REQUIREMENT =
Return every line below as is, leaving out the pictures.

INPUT ROWS =

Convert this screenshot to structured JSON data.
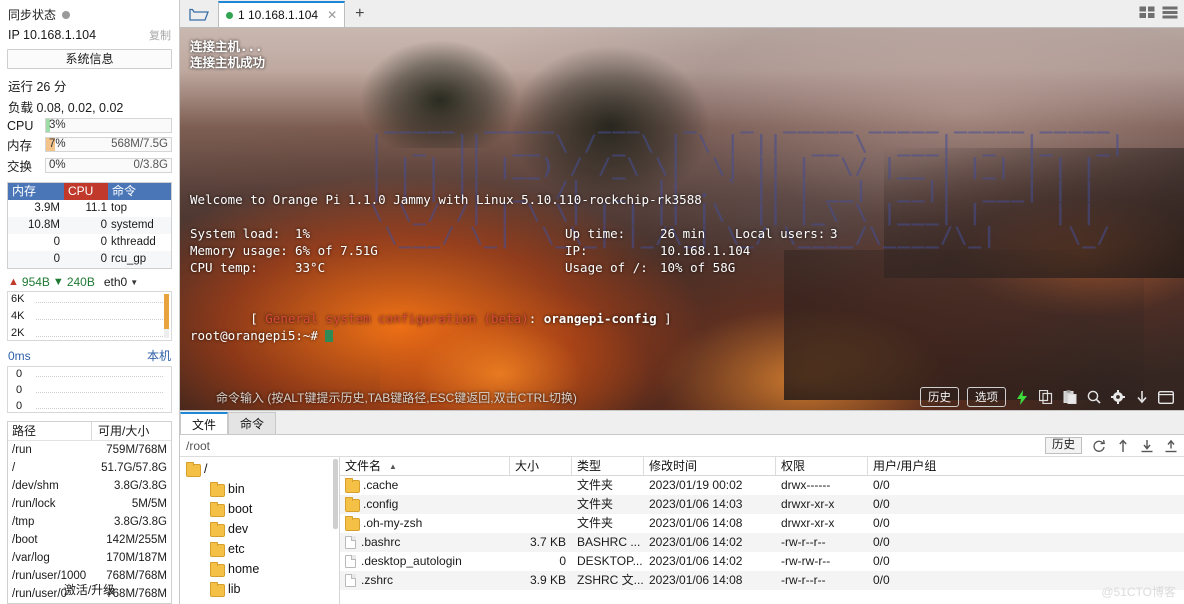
{
  "sidebar": {
    "sync_title": "同步状态",
    "ip_label": "IP 10.168.1.104",
    "copy_label": "复制",
    "sysinfo_button": "系统信息",
    "uptime": "运行 26 分",
    "load": "负载 0.08, 0.02, 0.02",
    "meters": [
      {
        "label": "CPU",
        "percent": "3%",
        "right": "",
        "fill": "#9fdca8",
        "width": "3%"
      },
      {
        "label": "内存",
        "percent": "7%",
        "right": "568M/7.5G",
        "fill": "#f4c38a",
        "width": "7%"
      },
      {
        "label": "交换",
        "percent": "0%",
        "right": "0/3.8G",
        "fill": "#9fdca8",
        "width": "0%"
      }
    ],
    "proc_headers": {
      "mem": "内存",
      "cpu": "CPU",
      "cmd": "命令"
    },
    "proc_rows": [
      {
        "mem": "3.9M",
        "cpu": "11.1",
        "cmd": "top"
      },
      {
        "mem": "10.8M",
        "cpu": "0",
        "cmd": "systemd"
      },
      {
        "mem": "0",
        "cpu": "0",
        "cmd": "kthreadd"
      },
      {
        "mem": "0",
        "cpu": "0",
        "cmd": "rcu_gp"
      }
    ],
    "net": {
      "up_icon": "arrow-up-icon",
      "up_value": "954B",
      "down_icon": "arrow-down-icon",
      "down_value": "240B",
      "interface": "eth0",
      "dropdown_icon": "chevron-down-icon",
      "y_labels": [
        "6K",
        "4K",
        "2K"
      ]
    },
    "latency": {
      "value": "0ms",
      "right_label": "本机",
      "y_labels": [
        "0",
        "0",
        "0"
      ]
    },
    "disk_headers": {
      "path": "路径",
      "size": "可用/大小"
    },
    "disk_rows": [
      {
        "path": "/run",
        "size": "759M/768M"
      },
      {
        "path": "/",
        "size": "51.7G/57.8G"
      },
      {
        "path": "/dev/shm",
        "size": "3.8G/3.8G"
      },
      {
        "path": "/run/lock",
        "size": "5M/5M"
      },
      {
        "path": "/tmp",
        "size": "3.8G/3.8G"
      },
      {
        "path": "/boot",
        "size": "142M/255M"
      },
      {
        "path": "/var/log",
        "size": "170M/187M"
      },
      {
        "path": "/run/user/1000",
        "size": "768M/768M"
      },
      {
        "path": "/run/user/0",
        "size": "768M/768M"
      }
    ],
    "activate_label": "激活/升级"
  },
  "tabbar": {
    "folder_icon": "folder-open-icon",
    "tab_label": "1  10.168.1.104",
    "tab_close_icon": "close-icon",
    "new_tab_icon": "plus-icon",
    "grid_view_icon": "grid-view-icon",
    "list_view_icon": "list-view-icon"
  },
  "terminal": {
    "connect_line1": "连接主机...",
    "connect_line2": "连接主机成功",
    "ascii_art": " _____  _____   ___   _   _  _____ _____ _____ _____ \n|  _  ||  __ \\ / _ \\ | \\ | ||  __ \\  ___|  _  |_   _|\n| | | || |__) / /_\\ \\|  \\| || |  \\/ |__ | |_| | | |  \n| | | ||  _  /|  _  || . ` || | __|  __||  ___| | |  \n\\ \\_/ /| | \\ \\| | | || |\\  || |_\\ \\ |___| |     | |  \n \\___/ \\_|  \\_\\_| |_/\\_| \\_/ \\____/\\____/\\_|     \\_/  ",
    "welcome": "Welcome to Orange Pi 1.1.0 Jammy with Linux 5.10.110-rockchip-rk3588",
    "stats": [
      {
        "label": "System load:",
        "value": "1%",
        "label2": "Up time:",
        "value2": "26 min",
        "label3": "Local users:",
        "value3": "3"
      },
      {
        "label": "Memory usage:",
        "value": "6% of 7.51G",
        "label2": "IP:",
        "value2": "10.168.1.104",
        "label3": "",
        "value3": ""
      },
      {
        "label": "CPU temp:",
        "value": "33°C",
        "label2": "Usage of /:",
        "value2": "10% of 58G",
        "label3": "",
        "value3": ""
      }
    ],
    "config_line_prefix": "[ ",
    "config_line_red": "General system configuration (beta)",
    "config_line_sep": ": ",
    "config_line_cmd": "orangepi-config",
    "config_line_suffix": " ]",
    "prompt": "root@orangepi5:~# ",
    "bottom_hint": "命令输入 (按ALT键提示历史,TAB键路径,ESC键返回,双击CTRL切换)",
    "bottom_buttons": [
      {
        "label": "历史",
        "name": "history-button"
      },
      {
        "label": "选项",
        "name": "options-button"
      }
    ],
    "bottom_icons": [
      "lightning-icon",
      "copy-icon",
      "paste-icon",
      "search-icon",
      "gear-icon",
      "download-icon",
      "window-icon"
    ]
  },
  "filemanager": {
    "tabs": [
      {
        "label": "文件",
        "active": true
      },
      {
        "label": "命令",
        "active": false
      }
    ],
    "path": "/root",
    "history_button": "历史",
    "toolbar_icons": [
      "refresh-icon",
      "upload-arrow-icon",
      "download-icon",
      "upload-icon"
    ],
    "tree": [
      {
        "label": "/",
        "depth": 0,
        "type": "root"
      },
      {
        "label": "bin",
        "depth": 1,
        "type": "link"
      },
      {
        "label": "boot",
        "depth": 1,
        "type": "folder"
      },
      {
        "label": "dev",
        "depth": 1,
        "type": "folder"
      },
      {
        "label": "etc",
        "depth": 1,
        "type": "folder"
      },
      {
        "label": "home",
        "depth": 1,
        "type": "folder"
      },
      {
        "label": "lib",
        "depth": 1,
        "type": "link"
      }
    ],
    "columns": [
      {
        "label": "文件名",
        "key": "name",
        "sorted": true
      },
      {
        "label": "大小",
        "key": "size"
      },
      {
        "label": "类型",
        "key": "type"
      },
      {
        "label": "修改时间",
        "key": "mtime"
      },
      {
        "label": "权限",
        "key": "perm"
      },
      {
        "label": "用户/用户组",
        "key": "owner"
      }
    ],
    "rows": [
      {
        "icon": "folder",
        "name": ".cache",
        "size": "",
        "type": "文件夹",
        "mtime": "2023/01/19 00:02",
        "perm": "drwx------",
        "owner": "0/0"
      },
      {
        "icon": "folder",
        "name": ".config",
        "size": "",
        "type": "文件夹",
        "mtime": "2023/01/06 14:03",
        "perm": "drwxr-xr-x",
        "owner": "0/0"
      },
      {
        "icon": "folder",
        "name": ".oh-my-zsh",
        "size": "",
        "type": "文件夹",
        "mtime": "2023/01/06 14:08",
        "perm": "drwxr-xr-x",
        "owner": "0/0"
      },
      {
        "icon": "file",
        "name": ".bashrc",
        "size": "3.7 KB",
        "type": "BASHRC ...",
        "mtime": "2023/01/06 14:02",
        "perm": "-rw-r--r--",
        "owner": "0/0"
      },
      {
        "icon": "file",
        "name": ".desktop_autologin",
        "size": "0",
        "type": "DESKTOP...",
        "mtime": "2023/01/06 14:02",
        "perm": "-rw-rw-r--",
        "owner": "0/0"
      },
      {
        "icon": "file",
        "name": ".zshrc",
        "size": "3.9 KB",
        "type": "ZSHRC 文...",
        "mtime": "2023/01/06 14:08",
        "perm": "-rw-r--r--",
        "owner": "0/0"
      }
    ]
  },
  "watermark": "@51CTO博客"
}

SOLVED PROBLEM =
Convert this screenshot to structured JSON data.
{
  "sidebar": {
    "sync_title": "同步状态",
    "ip_label": "IP 10.168.1.104",
    "copy_label": "复制",
    "sysinfo_button": "系统信息",
    "uptime": "运行 26 分",
    "load": "负载 0.08, 0.02, 0.02",
    "meters": [
      {
        "label": "CPU",
        "percent": "3%",
        "right": "",
        "fill": "#9fdca8",
        "width": "3%"
      },
      {
        "label": "内存",
        "percent": "7%",
        "right": "568M/7.5G",
        "fill": "#f4c38a",
        "width": "7%"
      },
      {
        "label": "交换",
        "percent": "0%",
        "right": "0/3.8G",
        "fill": "#9fdca8",
        "width": "0%"
      }
    ],
    "proc_headers": {
      "mem": "内存",
      "cpu": "CPU",
      "cmd": "命令"
    },
    "proc_rows": [
      {
        "mem": "3.9M",
        "cpu": "11.1",
        "cmd": "top"
      },
      {
        "mem": "10.8M",
        "cpu": "0",
        "cmd": "systemd"
      },
      {
        "mem": "0",
        "cpu": "0",
        "cmd": "kthreadd"
      },
      {
        "mem": "0",
        "cpu": "0",
        "cmd": "rcu_gp"
      }
    ],
    "net": {
      "up_icon": "arrow-up-icon",
      "up_value": "954B",
      "down_icon": "arrow-down-icon",
      "down_value": "240B",
      "interface": "eth0",
      "dropdown_icon": "chevron-down-icon",
      "y_labels": [
        "6K",
        "4K",
        "2K"
      ]
    },
    "latency": {
      "value": "0ms",
      "right_label": "本机",
      "y_labels": [
        "0",
        "0",
        "0"
      ]
    },
    "disk_headers": {
      "path": "路径",
      "size": "可用/大小"
    },
    "disk_rows": [
      {
        "path": "/run",
        "size": "759M/768M"
      },
      {
        "path": "/",
        "size": "51.7G/57.8G"
      },
      {
        "path": "/dev/shm",
        "size": "3.8G/3.8G"
      },
      {
        "path": "/run/lock",
        "size": "5M/5M"
      },
      {
        "path": "/tmp",
        "size": "3.8G/3.8G"
      },
      {
        "path": "/boot",
        "size": "142M/255M"
      },
      {
        "path": "/var/log",
        "size": "170M/187M"
      },
      {
        "path": "/run/user/1000",
        "size": "768M/768M"
      },
      {
        "path": "/run/user/0",
        "size": "768M/768M"
      }
    ],
    "activate_label": "激活/升级"
  },
  "tabbar": {
    "folder_icon": "folder-open-icon",
    "tab_label": "1  10.168.1.104",
    "tab_close_icon": "close-icon",
    "new_tab_icon": "plus-icon",
    "grid_view_icon": "grid-view-icon",
    "list_view_icon": "list-view-icon"
  },
  "terminal": {
    "connect_line1": "连接主机...",
    "connect_line2": "连接主机成功",
    "ascii_art": " _____  _____   ___   _   _  _____ _____ _____ _____ \n|  _  ||  __ \\ / _ \\ | \\ | ||  __ \\  ___|  _  |_   _|\n| | | || |__) / /_\\ \\|  \\| || |  \\/ |__ | |_| | | |  \n| | | ||  _  /|  _  || . ` || | __|  __||  ___| | |  \n\\ \\_/ /| | \\ \\| | | || |\\  || |_\\ \\ |___| |     | |  \n \\___/ \\_|  \\_\\_| |_/\\_| \\_/ \\____/\\____/\\_|     \\_/  ",
    "welcome": "Welcome to Orange Pi 1.1.0 Jammy with Linux 5.10.110-rockchip-rk3588",
    "stats": [
      {
        "label": "System load:",
        "value": "1%",
        "label2": "Up time:",
        "value2": "26 min",
        "label3": "Local users:",
        "value3": "3"
      },
      {
        "label": "Memory usage:",
        "value": "6% of 7.51G",
        "label2": "IP:",
        "value2": "10.168.1.104",
        "label3": "",
        "value3": ""
      },
      {
        "label": "CPU temp:",
        "value": "33°C",
        "label2": "Usage of /:",
        "value2": "10% of 58G",
        "label3": "",
        "value3": ""
      }
    ],
    "config_line_prefix": "[ ",
    "config_line_red": "General system configuration (beta)",
    "config_line_sep": ": ",
    "config_line_cmd": "orangepi-config",
    "config_line_suffix": " ]",
    "prompt": "root@orangepi5:~# ",
    "bottom_hint": "命令输入 (按ALT键提示历史,TAB键路径,ESC键返回,双击CTRL切换)",
    "bottom_buttons": [
      {
        "label": "历史",
        "name": "history-button"
      },
      {
        "label": "选项",
        "name": "options-button"
      }
    ],
    "bottom_icons": [
      "lightning-icon",
      "copy-icon",
      "paste-icon",
      "search-icon",
      "gear-icon",
      "download-icon",
      "window-icon"
    ]
  },
  "filemanager": {
    "tabs": [
      {
        "label": "文件",
        "active": true
      },
      {
        "label": "命令",
        "active": false
      }
    ],
    "path": "/root",
    "history_button": "历史",
    "toolbar_icons": [
      "refresh-icon",
      "upload-arrow-icon",
      "download-icon",
      "upload-icon"
    ],
    "tree": [
      {
        "label": "/",
        "depth": 0,
        "type": "root"
      },
      {
        "label": "bin",
        "depth": 1,
        "type": "link"
      },
      {
        "label": "boot",
        "depth": 1,
        "type": "folder"
      },
      {
        "label": "dev",
        "depth": 1,
        "type": "folder"
      },
      {
        "label": "etc",
        "depth": 1,
        "type": "folder"
      },
      {
        "label": "home",
        "depth": 1,
        "type": "folder"
      },
      {
        "label": "lib",
        "depth": 1,
        "type": "link"
      }
    ],
    "columns": [
      {
        "label": "文件名",
        "key": "name",
        "sorted": true
      },
      {
        "label": "大小",
        "key": "size"
      },
      {
        "label": "类型",
        "key": "type"
      },
      {
        "label": "修改时间",
        "key": "mtime"
      },
      {
        "label": "权限",
        "key": "perm"
      },
      {
        "label": "用户/用户组",
        "key": "owner"
      }
    ],
    "rows": [
      {
        "icon": "folder",
        "name": ".cache",
        "size": "",
        "type": "文件夹",
        "mtime": "2023/01/19 00:02",
        "perm": "drwx------",
        "owner": "0/0"
      },
      {
        "icon": "folder",
        "name": ".config",
        "size": "",
        "type": "文件夹",
        "mtime": "2023/01/06 14:03",
        "perm": "drwxr-xr-x",
        "owner": "0/0"
      },
      {
        "icon": "folder",
        "name": ".oh-my-zsh",
        "size": "",
        "type": "文件夹",
        "mtime": "2023/01/06 14:08",
        "perm": "drwxr-xr-x",
        "owner": "0/0"
      },
      {
        "icon": "file",
        "name": ".bashrc",
        "size": "3.7 KB",
        "type": "BASHRC ...",
        "mtime": "2023/01/06 14:02",
        "perm": "-rw-r--r--",
        "owner": "0/0"
      },
      {
        "icon": "file",
        "name": ".desktop_autologin",
        "size": "0",
        "type": "DESKTOP...",
        "mtime": "2023/01/06 14:02",
        "perm": "-rw-rw-r--",
        "owner": "0/0"
      },
      {
        "icon": "file",
        "name": ".zshrc",
        "size": "3.9 KB",
        "type": "ZSHRC 文...",
        "mtime": "2023/01/06 14:08",
        "perm": "-rw-r--r--",
        "owner": "0/0"
      }
    ]
  },
  "watermark": "@51CTO博客"
}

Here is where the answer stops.